Exercise instructions - Transcribe the records below exactly.

Data excerpts -
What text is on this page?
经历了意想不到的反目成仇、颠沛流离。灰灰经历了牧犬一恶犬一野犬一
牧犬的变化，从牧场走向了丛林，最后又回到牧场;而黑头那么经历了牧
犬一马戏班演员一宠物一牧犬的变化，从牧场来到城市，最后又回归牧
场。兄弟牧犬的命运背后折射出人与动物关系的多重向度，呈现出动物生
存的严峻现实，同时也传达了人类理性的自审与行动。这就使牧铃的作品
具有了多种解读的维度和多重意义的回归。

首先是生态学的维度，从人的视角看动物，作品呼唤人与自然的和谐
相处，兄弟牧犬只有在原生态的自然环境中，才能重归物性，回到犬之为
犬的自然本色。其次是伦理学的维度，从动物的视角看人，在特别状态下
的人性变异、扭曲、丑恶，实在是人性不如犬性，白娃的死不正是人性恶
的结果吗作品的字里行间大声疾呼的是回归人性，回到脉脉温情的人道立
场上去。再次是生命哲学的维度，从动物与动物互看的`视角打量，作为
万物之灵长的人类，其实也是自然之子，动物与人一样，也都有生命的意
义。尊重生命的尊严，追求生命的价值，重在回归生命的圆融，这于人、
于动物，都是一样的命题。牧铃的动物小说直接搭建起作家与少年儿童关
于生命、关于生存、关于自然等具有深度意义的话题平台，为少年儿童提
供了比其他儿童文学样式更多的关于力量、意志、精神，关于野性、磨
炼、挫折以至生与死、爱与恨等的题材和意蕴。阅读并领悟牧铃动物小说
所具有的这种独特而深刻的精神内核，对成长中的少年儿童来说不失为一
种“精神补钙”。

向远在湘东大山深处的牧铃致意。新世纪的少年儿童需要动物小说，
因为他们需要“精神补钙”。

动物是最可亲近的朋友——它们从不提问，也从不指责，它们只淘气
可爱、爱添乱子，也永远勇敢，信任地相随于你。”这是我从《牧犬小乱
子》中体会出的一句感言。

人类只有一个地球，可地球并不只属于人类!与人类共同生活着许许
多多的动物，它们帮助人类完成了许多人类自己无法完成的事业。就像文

Result of this task -
What text is on this page?
经历了意想不到的反目成仇、颠沛流离。灰灰经历了牧犬一恶犬一野犬一
牧犬的变化，从牧场走向了丛林，最后又回到牧场;而黑头那么经历了牧
犬一马戏班演员一宠物一牧犬的变化，从牧场来到城市，最后又回归牧
场。兄弟牧犬的命运背后折射出人与动物关系的多重向度，呈现出动物生
存的严峻现实，同时也传达了人类理性的自审与行动。这就使牧铃的作品
具有了多种解读的维度和多重意义的回归。

首先是生态学的维度，从人的视角看动物，作品呼唤人与自然的和谐
相处，兄弟牧犬只有在原生态的自然环境中，才能重归物性，回到犬之为
犬的自然本色。其次是伦理学的维度，从动物的视角看人，在特别状态下
的人性变异、扭曲、丑恶，实在是人性不如犬性，白娃的死不正是人性恶
的结果吗作品的字里行间大声疾呼的是回归人性，回到脉脉温情的人道立
场上去。再次是生命哲学的维度，从动物与动物互看的`视角打量，作为
万物之灵长的人类，其实也是自然之子，动物与人一样，也都有生命的意
义。尊重生命的尊严，追求生命的价值，重在回归生命的圆融，这于人、
于动物，都是一样的命题。牧铃的动物小说直接搭建起作家与少年儿童关
于生命、关于生存、关于自然等具有深度意义的话题平台，为少年儿童提
供了比其他儿童文学样式更多的关于力量、意志、精神，关于野性、磨
炼、挫折以至生与死、爱与恨等的题材和意蕴。阅读并领悟牧铃动物小说
所具有的这种独特而深刻的精神内核，对成长中的少年儿童来说不失为一
种“精神补钙”。

向远在湘东大山深处的牧铃致意。新世纪的少年儿童需要动物小说，
因为他们需要“精神补钙”。

动物是最可亲近的朋友——它们从不提问，也从不指责，它们只淘气
可爱、爱添乱子，也永远勇敢，信任地相随于你。”这是我从《牧犬小乱
子》中体会出的一句感言。

人类只有一个地球，可地球并不只属于人类!与人类共同生活着许许
多多的动物，它们帮助人类完成了许多人类自己无法完成的事业。就像文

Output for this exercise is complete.